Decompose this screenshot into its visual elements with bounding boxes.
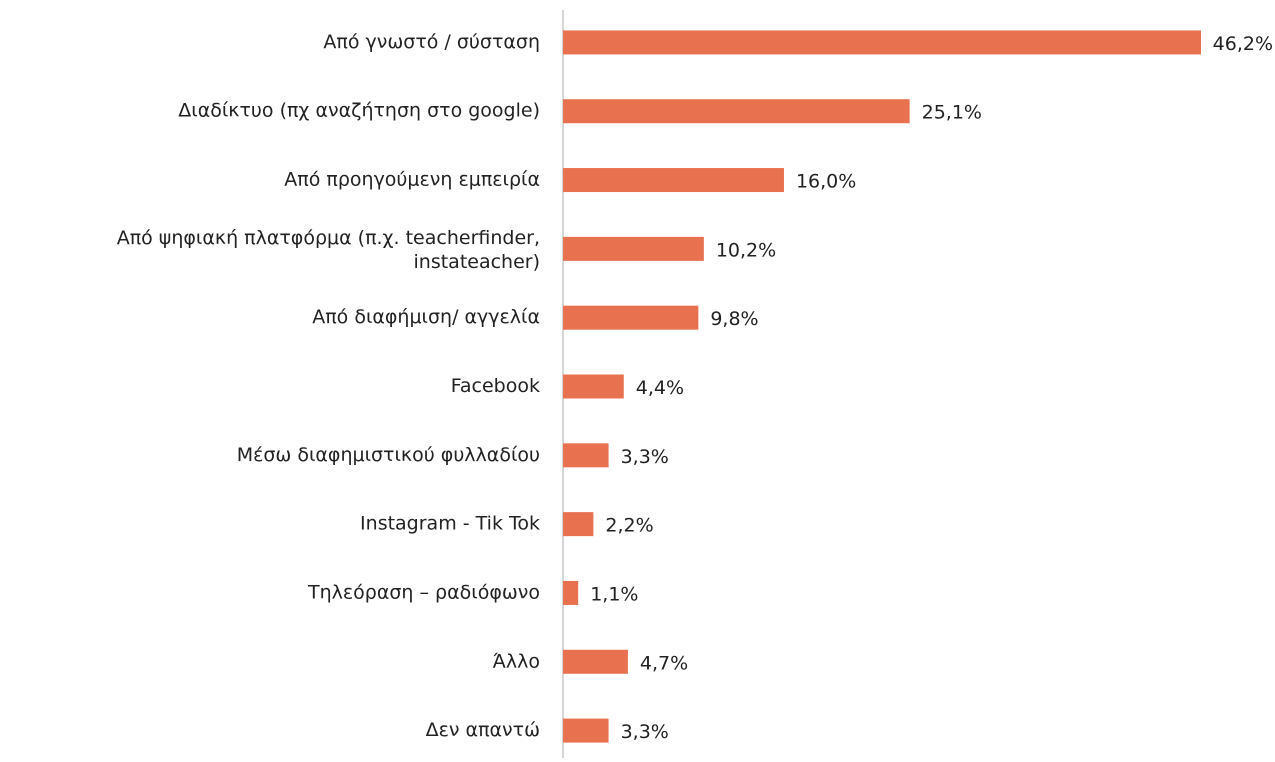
value-label: 16,0% [796,171,856,193]
category-label: Facebook [451,375,540,397]
value-label: 2,2% [605,515,653,537]
bar [563,305,699,330]
category-label: Δεν απαντώ [426,719,540,741]
category-label: Από προηγούμενη εμπειρία [284,169,540,191]
category-label: Από γνωστό / σύσταση [323,31,540,53]
value-label: 25,1% [922,102,982,124]
bar [563,236,704,261]
value-label: 9,8% [710,308,758,330]
bar [563,718,609,743]
bar [563,512,594,537]
bar [563,580,579,605]
value-label: 10,2% [716,239,776,261]
bar [563,99,910,124]
category-label: Από ψηφιακή πλατφόρμα (π.χ. teacherfinde… [117,226,540,272]
value-label: 46,2% [1213,33,1273,55]
category-label: Μέσω διαφημιστικού φυλλαδίου [237,444,540,466]
category-label: Τηλεόραση – ραδιόφωνο [307,581,540,603]
bar [563,168,784,193]
value-label: 3,3% [621,446,669,468]
value-label: 4,7% [640,652,688,674]
bar [563,443,609,468]
category-label: Διαδίκτυο (πχ αναζήτηση στο google) [178,100,540,122]
value-label: 1,1% [590,583,638,605]
bar [563,649,628,674]
value-label: 3,3% [621,721,669,743]
category-label: Instagram - Tik Tok [360,513,540,535]
category-label: Άλλο [493,650,540,672]
category-label: Από διαφήμιση/ αγγελία [312,306,540,328]
value-label: 4,4% [636,377,684,399]
bar [563,374,624,399]
bar [563,30,1201,55]
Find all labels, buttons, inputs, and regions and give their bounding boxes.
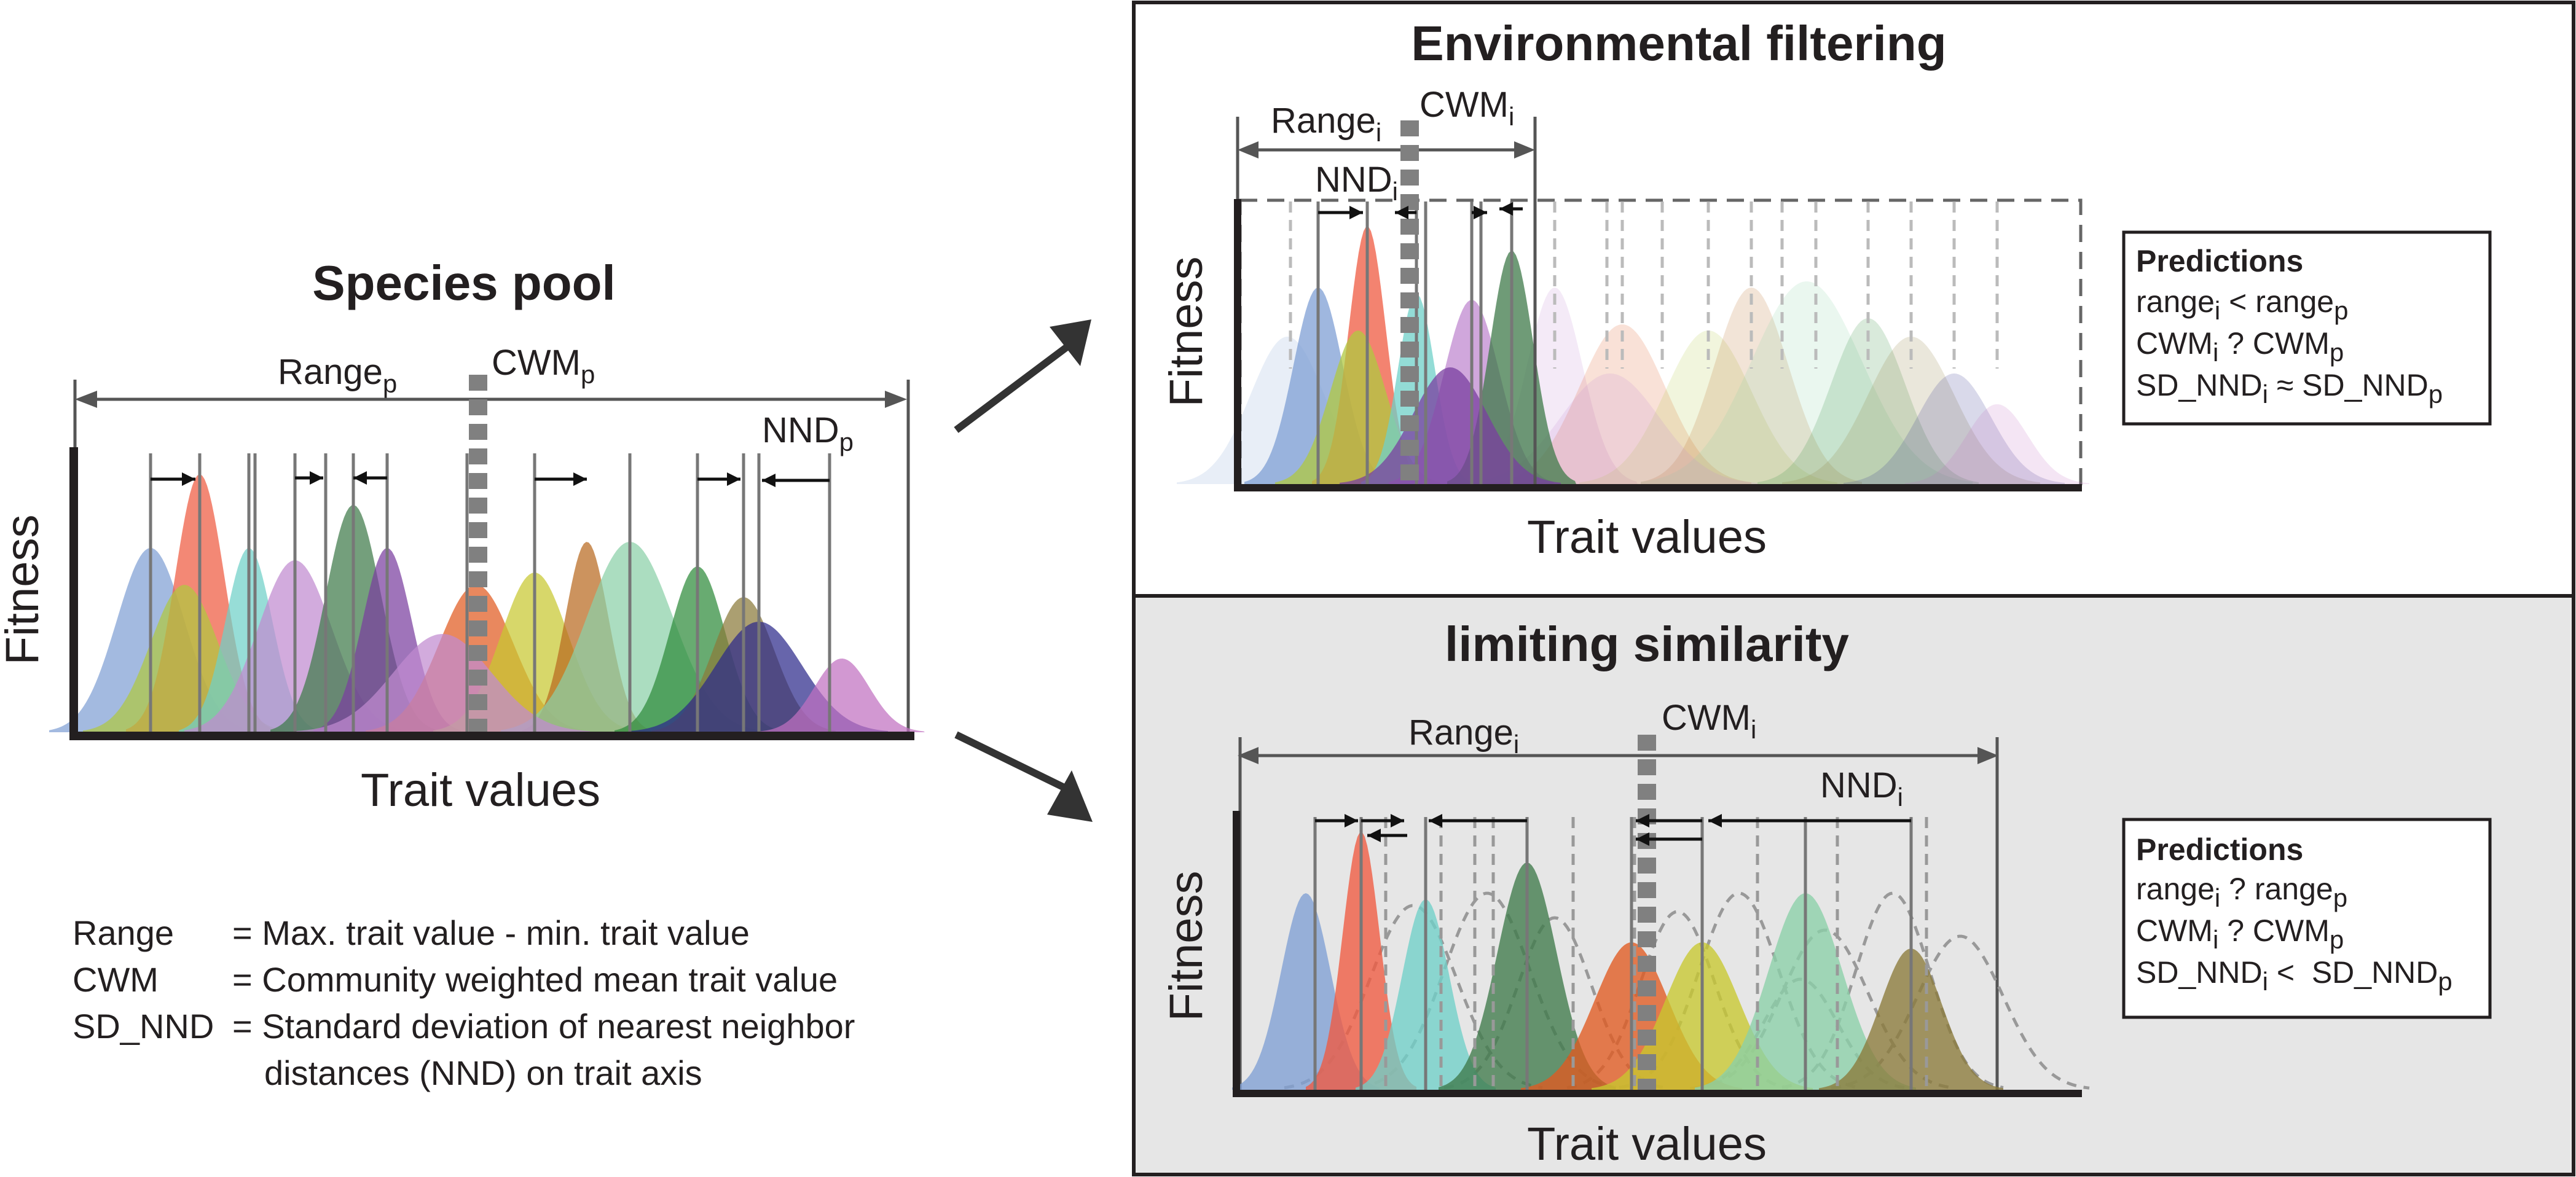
env-prediction-cwm: CWMi ? CWMp bbox=[2136, 326, 2344, 367]
lim-predictions-heading: Predictions bbox=[2136, 832, 2303, 867]
env-predictions-box: Predictions rangei < rangep CWMi ? CWMp … bbox=[2122, 230, 2492, 426]
arrowhead-to-limiting-similarity bbox=[1047, 770, 1093, 822]
pool-nnd-label: NNDp bbox=[762, 410, 854, 456]
env-excluded-curve-8 bbox=[1905, 404, 2089, 484]
legend-def-range: = Max. trait value - min. trait value bbox=[232, 913, 750, 952]
species-pool-panel: Species pool Rangep CWMp NNDp Trait valu… bbox=[0, 256, 925, 816]
arrow-to-env-filtering bbox=[954, 342, 1072, 433]
pool-nnd-arrow-2-head bbox=[310, 471, 323, 485]
env-x-label: Trait values bbox=[1527, 511, 1767, 563]
lim-species-ticks bbox=[1313, 817, 1928, 1090]
pool-x-label: Trait values bbox=[361, 764, 600, 816]
env-excluded-curve-4 bbox=[1641, 281, 1973, 484]
pool-nnd-arrow-5-head bbox=[762, 474, 776, 487]
pool-nnd-arrows bbox=[151, 471, 830, 487]
env-y-label: Fitness bbox=[1160, 257, 1212, 407]
env-excluded-curve-3 bbox=[1641, 287, 1862, 484]
pool-nnd-arrow-4-head bbox=[727, 472, 740, 486]
env-prediction-sdnnd: SD_NNDi ≈ SD_NNDp bbox=[2136, 368, 2443, 409]
pool-range-arrowhead-right bbox=[885, 391, 907, 408]
env-nnd-label: NNDi bbox=[1315, 160, 1398, 206]
env-excluded-curve-5 bbox=[1757, 318, 1979, 484]
legend-def-sdnnd-cont: distances (NND) on trait axis bbox=[264, 1054, 702, 1092]
env-predictions-frame bbox=[2122, 230, 2492, 426]
lim-y-label: Fitness bbox=[1160, 871, 1212, 1022]
lim-range-label: Rangei bbox=[1408, 713, 1519, 759]
lim-range-arrowhead-left bbox=[1238, 747, 1259, 764]
env-nnd-arrows bbox=[1318, 202, 1523, 219]
lim-predictions-frame bbox=[2122, 818, 2492, 1019]
lim-predictions-box: Predictions rangei ? rangep CWMi ? CWMp … bbox=[2122, 818, 2492, 1019]
legend-def-cwm: = Community weighted mean trait value bbox=[232, 960, 838, 999]
lim-prediction-sdnnd: SD_NNDi < SD_NNDp bbox=[2136, 955, 2452, 996]
lim-nnd-label: NNDi bbox=[1820, 765, 1903, 811]
env-cwm-label: CWMi bbox=[1420, 85, 1514, 131]
pool-nnd-arrow-1-head bbox=[353, 471, 367, 485]
pool-cwm-label: CWMp bbox=[492, 343, 595, 389]
pool-species-curve-14 bbox=[759, 659, 925, 732]
pool-range-arrowhead-left bbox=[75, 391, 97, 408]
arrow-to-limiting-similarity bbox=[954, 731, 1071, 794]
environmental-filtering-panel: Environmental filtering Rangei CWMi NNDi… bbox=[1132, 1, 2575, 598]
lim-nnd-arrow-3-head bbox=[1367, 829, 1381, 842]
lim-nnd-arrow-6-head bbox=[1708, 814, 1722, 827]
lim-nnd-arrows bbox=[1315, 814, 1911, 846]
env-prediction-range: rangei < rangep bbox=[2136, 284, 2348, 325]
limiting-similarity-panel: limiting similarity Rangei CWMi NNDi Tra… bbox=[1132, 594, 2575, 1176]
env-range-arrowhead-left bbox=[1238, 141, 1259, 158]
env-range-arrowhead-right bbox=[1514, 141, 1535, 158]
lim-range-arrowhead-right bbox=[1977, 747, 1998, 764]
lim-x-label: Trait values bbox=[1527, 1118, 1767, 1170]
pool-nnd-arrow-3-head bbox=[573, 472, 587, 486]
lim-prediction-range: rangei ? rangep bbox=[2136, 872, 2347, 912]
pool-y-label: Fitness bbox=[0, 515, 49, 665]
lim-nnd-arrow-0-head bbox=[1345, 814, 1358, 827]
env-nnd-arrow-3-head bbox=[1499, 202, 1513, 216]
env-nnd-arrow-1-head bbox=[1395, 206, 1408, 219]
legend-def-sdnnd: = Standard deviation of nearest neighbor bbox=[232, 1007, 855, 1046]
lim-title: limiting similarity bbox=[1445, 617, 1849, 671]
legend-term-range: Range bbox=[73, 913, 174, 952]
pool-nnd-arrow-0-head bbox=[182, 472, 195, 486]
lim-nnd-arrow-5-head bbox=[1636, 832, 1649, 846]
lim-cwm-label: CWMi bbox=[1662, 698, 1756, 744]
lim-nnd-arrow-4-head bbox=[1636, 814, 1649, 827]
transition-arrows bbox=[954, 319, 1093, 822]
pool-species-curves bbox=[49, 453, 925, 732]
arrowhead-to-env-filtering bbox=[1050, 319, 1091, 366]
env-nnd-arrow-2-head bbox=[1474, 206, 1487, 219]
legend-term-sdnnd: SD_NND bbox=[73, 1007, 214, 1046]
env-excluded-curve-6 bbox=[1782, 337, 2040, 484]
env-predictions-heading: Predictions bbox=[2136, 244, 2303, 278]
lim-excluded-curve-7 bbox=[1831, 934, 2090, 1090]
pool-range-label: Rangep bbox=[278, 352, 397, 398]
env-range-label: Rangei bbox=[1271, 101, 1381, 147]
species-pool-title: Species pool bbox=[312, 256, 615, 310]
lim-prediction-cwm: CWMi ? CWMp bbox=[2136, 913, 2344, 954]
env-title: Environmental filtering bbox=[1411, 16, 1946, 71]
env-nnd-arrow-0-head bbox=[1349, 206, 1363, 219]
legend-term-cwm: CWM bbox=[73, 960, 159, 999]
env-excluded-curve-7 bbox=[1844, 373, 2065, 484]
env-excluded-curve-2 bbox=[1579, 330, 1837, 484]
env-excluded-curve-1 bbox=[1493, 324, 1751, 484]
pool-species-curve-15 bbox=[295, 634, 590, 732]
env-species-curve-6 bbox=[1340, 367, 1561, 484]
lim-nnd-arrow-2-head bbox=[1429, 814, 1442, 827]
definitions-legend: Range = Max. trait value - min. trait va… bbox=[73, 913, 855, 1092]
lim-nnd-arrow-1-head bbox=[1391, 814, 1404, 827]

• What is being asked:
Please convert the lines of the data above, from the line holding "value-label: 16,0% [796,171,856,193]" through the line holding "value-label: 3,3% [621,446,669,468]", both included, into a JSON list of strings with one string per line. Leave out any blank lines.

• Written solution:
[
  "value-label: 16,0% [796,171,856,193]",
  "category-label: Facebook [451,375,540,397]",
  "value-label: 2,2% [605,515,653,537]",
  "bar [563,305,699,330]",
  "category-label: Δεν απαντώ [426,719,540,741]",
  "category-label: Από προηγούμενη εμπειρία [284,169,540,191]",
  "category-label: Από γνωστό / σύσταση [323,31,540,53]",
  "value-label: 25,1% [922,102,982,124]",
  "bar [563,236,704,261]",
  "value-label: 9,8% [710,308,758,330]",
  "bar [563,718,609,743]",
  "bar [563,512,594,537]",
  "bar [563,580,579,605]",
  "value-label: 10,2% [716,239,776,261]",
  "bar [563,99,910,124]",
  "category-label: Από ψηφιακή πλατφόρμα (π.χ. teacherfinde… [117,226,540,272]",
  "value-label: 46,2% [1213,33,1273,55]",
  "category-label: Μέσω διαφημιστικού φυλλαδίου [237,444,540,466]",
  "category-label: Τηλεόραση – ραδιόφωνο [307,581,540,603]",
  "bar [563,168,784,193]",
  "value-label: 3,3% [621,446,669,468]"
]